**** SUPPLIED DATA ****

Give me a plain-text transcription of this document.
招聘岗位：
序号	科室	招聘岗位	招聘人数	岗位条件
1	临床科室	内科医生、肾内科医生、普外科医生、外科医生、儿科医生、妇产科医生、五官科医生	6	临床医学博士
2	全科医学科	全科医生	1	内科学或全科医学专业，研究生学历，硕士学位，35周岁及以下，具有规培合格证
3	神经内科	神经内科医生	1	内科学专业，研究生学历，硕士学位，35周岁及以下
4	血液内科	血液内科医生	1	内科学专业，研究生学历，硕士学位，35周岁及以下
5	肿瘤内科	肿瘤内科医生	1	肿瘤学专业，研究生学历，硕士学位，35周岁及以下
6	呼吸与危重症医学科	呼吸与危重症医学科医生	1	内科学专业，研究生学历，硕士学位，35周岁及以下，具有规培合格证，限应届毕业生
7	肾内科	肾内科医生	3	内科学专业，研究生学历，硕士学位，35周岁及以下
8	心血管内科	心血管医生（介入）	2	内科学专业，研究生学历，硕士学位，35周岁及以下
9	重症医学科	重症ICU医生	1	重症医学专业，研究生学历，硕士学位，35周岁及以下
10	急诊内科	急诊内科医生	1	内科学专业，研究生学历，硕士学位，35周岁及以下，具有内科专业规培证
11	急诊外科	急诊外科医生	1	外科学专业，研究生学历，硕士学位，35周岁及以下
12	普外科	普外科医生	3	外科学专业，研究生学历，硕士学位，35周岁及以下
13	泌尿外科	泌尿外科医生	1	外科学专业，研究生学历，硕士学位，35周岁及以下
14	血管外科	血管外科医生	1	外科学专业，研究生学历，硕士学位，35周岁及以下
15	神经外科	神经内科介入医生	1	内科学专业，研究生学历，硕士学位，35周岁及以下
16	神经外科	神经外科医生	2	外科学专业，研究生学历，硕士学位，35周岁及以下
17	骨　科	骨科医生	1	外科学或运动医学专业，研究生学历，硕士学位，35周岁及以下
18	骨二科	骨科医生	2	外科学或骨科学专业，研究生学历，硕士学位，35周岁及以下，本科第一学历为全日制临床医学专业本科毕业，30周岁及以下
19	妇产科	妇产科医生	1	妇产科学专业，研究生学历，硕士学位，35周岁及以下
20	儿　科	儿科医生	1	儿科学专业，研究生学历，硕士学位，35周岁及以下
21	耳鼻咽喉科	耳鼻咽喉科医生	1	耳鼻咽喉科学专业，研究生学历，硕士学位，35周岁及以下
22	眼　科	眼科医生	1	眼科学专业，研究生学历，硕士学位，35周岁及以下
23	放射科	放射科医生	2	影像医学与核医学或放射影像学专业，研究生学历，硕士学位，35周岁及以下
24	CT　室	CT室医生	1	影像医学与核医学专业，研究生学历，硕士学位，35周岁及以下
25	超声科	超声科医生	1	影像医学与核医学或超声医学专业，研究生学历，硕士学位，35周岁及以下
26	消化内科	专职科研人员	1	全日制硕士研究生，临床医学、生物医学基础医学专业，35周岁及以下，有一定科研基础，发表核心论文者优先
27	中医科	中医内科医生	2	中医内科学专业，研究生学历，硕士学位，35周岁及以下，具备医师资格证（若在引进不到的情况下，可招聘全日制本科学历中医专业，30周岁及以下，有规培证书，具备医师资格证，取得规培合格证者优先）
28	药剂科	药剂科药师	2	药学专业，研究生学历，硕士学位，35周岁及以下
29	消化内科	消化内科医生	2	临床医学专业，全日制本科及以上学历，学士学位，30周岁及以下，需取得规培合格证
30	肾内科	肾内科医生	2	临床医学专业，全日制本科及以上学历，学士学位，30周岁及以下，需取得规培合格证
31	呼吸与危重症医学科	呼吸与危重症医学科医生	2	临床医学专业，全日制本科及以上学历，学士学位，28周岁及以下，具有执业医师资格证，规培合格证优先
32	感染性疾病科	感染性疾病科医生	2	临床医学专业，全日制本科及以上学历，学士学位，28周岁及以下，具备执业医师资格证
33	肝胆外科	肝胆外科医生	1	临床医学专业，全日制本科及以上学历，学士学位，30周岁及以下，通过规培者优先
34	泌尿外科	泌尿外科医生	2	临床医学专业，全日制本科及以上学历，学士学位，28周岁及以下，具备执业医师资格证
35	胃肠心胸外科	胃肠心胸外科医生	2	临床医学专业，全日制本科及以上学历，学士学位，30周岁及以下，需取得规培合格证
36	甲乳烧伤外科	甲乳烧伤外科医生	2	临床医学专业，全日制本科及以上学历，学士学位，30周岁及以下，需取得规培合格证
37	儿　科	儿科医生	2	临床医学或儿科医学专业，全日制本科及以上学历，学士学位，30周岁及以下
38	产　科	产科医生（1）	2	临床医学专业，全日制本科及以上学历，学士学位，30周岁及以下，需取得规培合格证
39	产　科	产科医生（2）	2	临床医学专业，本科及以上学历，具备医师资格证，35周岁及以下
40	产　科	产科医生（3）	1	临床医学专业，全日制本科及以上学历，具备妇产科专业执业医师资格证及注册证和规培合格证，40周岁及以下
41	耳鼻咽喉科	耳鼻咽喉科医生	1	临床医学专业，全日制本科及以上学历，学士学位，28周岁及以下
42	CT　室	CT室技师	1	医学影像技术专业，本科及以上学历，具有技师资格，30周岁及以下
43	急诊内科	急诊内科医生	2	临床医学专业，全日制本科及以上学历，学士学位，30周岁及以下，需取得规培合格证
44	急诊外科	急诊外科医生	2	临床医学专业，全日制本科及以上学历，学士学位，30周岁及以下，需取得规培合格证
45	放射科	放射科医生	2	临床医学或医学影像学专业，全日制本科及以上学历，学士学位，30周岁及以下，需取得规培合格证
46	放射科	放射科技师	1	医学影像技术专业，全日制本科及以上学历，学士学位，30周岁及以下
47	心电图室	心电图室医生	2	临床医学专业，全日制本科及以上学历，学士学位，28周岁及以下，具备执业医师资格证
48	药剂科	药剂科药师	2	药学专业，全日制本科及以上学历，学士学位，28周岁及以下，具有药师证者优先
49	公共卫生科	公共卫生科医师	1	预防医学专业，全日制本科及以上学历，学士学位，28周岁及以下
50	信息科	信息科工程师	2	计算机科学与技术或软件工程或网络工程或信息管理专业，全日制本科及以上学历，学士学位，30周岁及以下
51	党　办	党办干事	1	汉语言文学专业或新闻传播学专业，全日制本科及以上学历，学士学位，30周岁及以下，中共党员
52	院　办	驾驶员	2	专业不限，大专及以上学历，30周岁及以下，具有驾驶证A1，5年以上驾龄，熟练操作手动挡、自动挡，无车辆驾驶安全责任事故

****

- [WHAT IS REQUIRED]
Your task is to retype all of the records exactly.

- [RESULT FOR THIS EXERCISE]
Give me a plain-text transcription of this document.
招聘岗位：
序号	科室	招聘岗位	招聘人数	岗位条件
1	临床科室	内科医生、肾内科医生、普外科医生、外科医生、儿科医生、妇产科医生、五官科医生	6	临床医学博士
2	全科医学科	全科医生	1	内科学或全科医学专业，研究生学历，硕士学位，35周岁及以下，具有规培合格证
3	神经内科	神经内科医生	1	内科学专业，研究生学历，硕士学位，35周岁及以下
4	血液内科	血液内科医生	1	内科学专业，研究生学历，硕士学位，35周岁及以下
5	肿瘤内科	肿瘤内科医生	1	肿瘤学专业，研究生学历，硕士学位，35周岁及以下
6	呼吸与危重症医学科	呼吸与危重症医学科医生	1	内科学专业，研究生学历，硕士学位，35周岁及以下，具有规培合格证，限应届毕业生
7	肾内科	肾内科医生	3	内科学专业，研究生学历，硕士学位，35周岁及以下
8	心血管内科	心血管医生（介入）	2	内科学专业，研究生学历，硕士学位，35周岁及以下
9	重症医学科	重症ICU医生	1	重症医学专业，研究生学历，硕士学位，35周岁及以下
10	急诊内科	急诊内科医生	1	内科学专业，研究生学历，硕士学位，35周岁及以下，具有内科专业规培证
11	急诊外科	急诊外科医生	1	外科学专业，研究生学历，硕士学位，35周岁及以下
12	普外科	普外科医生	3	外科学专业，研究生学历，硕士学位，35周岁及以下
13	泌尿外科	泌尿外科医生	1	外科学专业，研究生学历，硕士学位，35周岁及以下
14	血管外科	血管外科医生	1	外科学专业，研究生学历，硕士学位，35周岁及以下
15	神经外科	神经内科介入医生	1	内科学专业，研究生学历，硕士学位，35周岁及以下
16	神经外科	神经外科医生	2	外科学专业，研究生学历，硕士学位，35周岁及以下
17	骨　科	骨科医生	1	外科学或运动医学专业，研究生学历，硕士学位，35周岁及以下
18	骨二科	骨科医生	2	外科学或骨科学专业，研究生学历，硕士学位，35周岁及以下，本科第一学历为全日制临床医学专业本科毕业，30周岁及以下
19	妇产科	妇产科医生	1	妇产科学专业，研究生学历，硕士学位，35周岁及以下
20	儿　科	儿科医生	1	儿科学专业，研究生学历，硕士学位，35周岁及以下
21	耳鼻咽喉科	耳鼻咽喉科医生	1	耳鼻咽喉科学专业，研究生学历，硕士学位，35周岁及以下
22	眼　科	眼科医生	1	眼科学专业，研究生学历，硕士学位，35周岁及以下
23	放射科	放射科医生	2	影像医学与核医学或放射影像学专业，研究生学历，硕士学位，35周岁及以下
24	CT　室	CT室医生	1	影像医学与核医学专业，研究生学历，硕士学位，35周岁及以下
25	超声科	超声科医生	1	影像医学与核医学或超声医学专业，研究生学历，硕士学位，35周岁及以下
26	消化内科	专职科研人员	1	全日制硕士研究生，临床医学、生物医学基础医学专业，35周岁及以下，有一定科研基础，发表核心论文者优先
27	中医科	中医内科医生	2	中医内科学专业，研究生学历，硕士学位，35周岁及以下，具备医师资格证（若在引进不到的情况下，可招聘全日制本科学历中医专业，30周岁及以下，有规培证书，具备医师资格证，取得规培合格证者优先）
28	药剂科	药剂科药师	2	药学专业，研究生学历，硕士学位，35周岁及以下
29	消化内科	消化内科医生	2	临床医学专业，全日制本科及以上学历，学士学位，30周岁及以下，需取得规培合格证
30	肾内科	肾内科医生	2	临床医学专业，全日制本科及以上学历，学士学位，30周岁及以下，需取得规培合格证
31	呼吸与危重症医学科	呼吸与危重症医学科医生	2	临床医学专业，全日制本科及以上学历，学士学位，28周岁及以下，具有执业医师资格证，规培合格证优先
32	感染性疾病科	感染性疾病科医生	2	临床医学专业，全日制本科及以上学历，学士学位，28周岁及以下，具备执业医师资格证
33	肝胆外科	肝胆外科医生	1	临床医学专业，全日制本科及以上学历，学士学位，30周岁及以下，通过规培者优先
34	泌尿外科	泌尿外科医生	2	临床医学专业，全日制本科及以上学历，学士学位，28周岁及以下，具备执业医师资格证
35	胃肠心胸外科	胃肠心胸外科医生	2	临床医学专业，全日制本科及以上学历，学士学位，30周岁及以下，需取得规培合格证
36	甲乳烧伤外科	甲乳烧伤外科医生	2	临床医学专业，全日制本科及以上学历，学士学位，30周岁及以下，需取得规培合格证
37	儿　科	儿科医生	2	临床医学或儿科医学专业，全日制本科及以上学历，学士学位，30周岁及以下
38	产　科	产科医生（1）	2	临床医学专业，全日制本科及以上学历，学士学位，30周岁及以下，需取得规培合格证
39	产　科	产科医生（2）	2	临床医学专业，本科及以上学历，具备医师资格证，35周岁及以下
40	产　科	产科医生（3）	1	临床医学专业，全日制本科及以上学历，具备妇产科专业执业医师资格证及注册证和规培合格证，40周岁及以下
41	耳鼻咽喉科	耳鼻咽喉科医生	1	临床医学专业，全日制本科及以上学历，学士学位，28周岁及以下
42	CT　室	CT室技师	1	医学影像技术专业，本科及以上学历，具有技师资格，30周岁及以下
43	急诊内科	急诊内科医生	2	临床医学专业，全日制本科及以上学历，学士学位，30周岁及以下，需取得规培合格证
44	急诊外科	急诊外科医生	2	临床医学专业，全日制本科及以上学历，学士学位，30周岁及以下，需取得规培合格证
45	放射科	放射科医生	2	临床医学或医学影像学专业，全日制本科及以上学历，学士学位，30周岁及以下，需取得规培合格证
46	放射科	放射科技师	1	医学影像技术专业，全日制本科及以上学历，学士学位，30周岁及以下
47	心电图室	心电图室医生	2	临床医学专业，全日制本科及以上学历，学士学位，28周岁及以下，具备执业医师资格证
48	药剂科	药剂科药师	2	药学专业，全日制本科及以上学历，学士学位，28周岁及以下，具有药师证者优先
49	公共卫生科	公共卫生科医师	1	预防医学专业，全日制本科及以上学历，学士学位，28周岁及以下
50	信息科	信息科工程师	2	计算机科学与技术或软件工程或网络工程或信息管理专业，全日制本科及以上学历，学士学位，30周岁及以下
51	党　办	党办干事	1	汉语言文学专业或新闻传播学专业，全日制本科及以上学历，学士学位，30周岁及以下，中共党员
52	院　办	驾驶员	2	专业不限，大专及以上学历，30周岁及以下，具有驾驶证A1，5年以上驾龄，熟练操作手动挡、自动挡，无车辆驾驶安全责任事故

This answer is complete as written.